[Dataset entries]
*-*-*
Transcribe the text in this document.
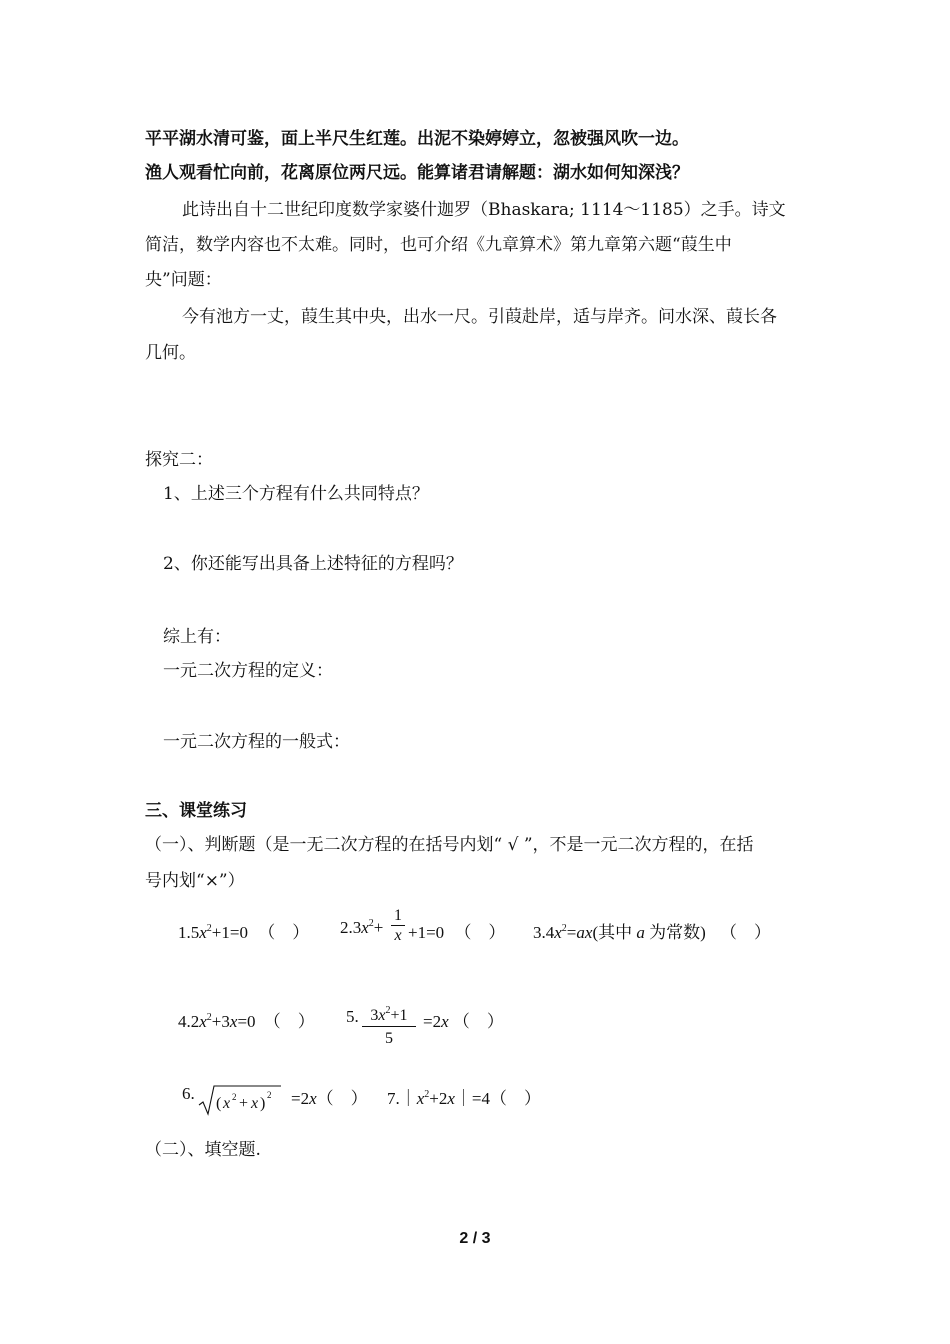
平平湖水清可鉴，面上半尺生红莲。出泥不染婷婷立，忽被强风吹一边。
渔人观看忙向前，花离原位两尺远。能算诸君请解题：湖水如何知深浅？
此诗出自十二世纪印度数学家婆什迦罗（Bhaskara; 1114～1185）之手。诗文
简洁，数学内容也不太难。同时，也可介绍《九章算术》第九章第六题“葭生中
央”问题：
今有池方一丈，葭生其中央，出水一尺。引葭赴岸，适与岸齐。问水深、葭长各
几何。
探究二：
1、上述三个方程有什么共同特点？
2、你还能写出具备上述特征的方程吗？
综上有：
一元二次方程的定义：
一元二次方程的一般式：
三、课堂练习
（一）、判断题（是一无二次方程的在括号内划“ √ ”，不是一元二次方程的，在括
号内划“×”）
$1.5x^2+1=0$ （　） $2.3x^2+ \frac{1}{x} +1=0$ （　） $3.4x^2=ax$(其中 a 为常数) （　）
$4.2x^2+3x=0$ （　） 5. $\frac{3x^2+1}{5} =2x$ （　）
6.
( x 2 + x ) 2 =2x（　） $7.|x^2+2x|=4$（　）
（二）、填空题.
2 / 3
*-*-*
## PROBLEM TO SOLVE
Reproduce every entry word for word, but omit the pictures.

## COMPLETE RESPONSE
Transcribe the text in this document.
平平湖水清可鉴，面上半尺生红莲。出泥不染婷婷立，忽被强风吹一边。
渔人观看忙向前，花离原位两尺远。能算诸君请解题：湖水如何知深浅？
此诗出自十二世纪印度数学家婆什迦罗（Bhaskara; 1114～1185）之手。诗文
简洁，数学内容也不太难。同时，也可介绍《九章算术》第九章第六题“葭生中
央”问题：
今有池方一丈，葭生其中央，出水一尺。引葭赴岸，适与岸齐。问水深、葭长各
几何。
探究二：
1、上述三个方程有什么共同特点？
2、你还能写出具备上述特征的方程吗？
综上有：
一元二次方程的定义：
一元二次方程的一般式：
三、课堂练习
（一）、判断题（是一无二次方程的在括号内划“ √ ”，不是一元二次方程的，在括
号内划“×”）
$1.5x^2+1=0$ （　） $2.3x^2+ \frac{1}{x} +1=0$ （　） $3.4x^2=ax$(其中 a 为常数) （　）
$4.2x^2+3x=0$ （　） 5. $\frac{3x^2+1}{5} =2x$ （　）
6.
( x 2 + x ) 2 =2x（　） $7.|x^2+2x|=4$（　）
（二）、填空题.
2 / 3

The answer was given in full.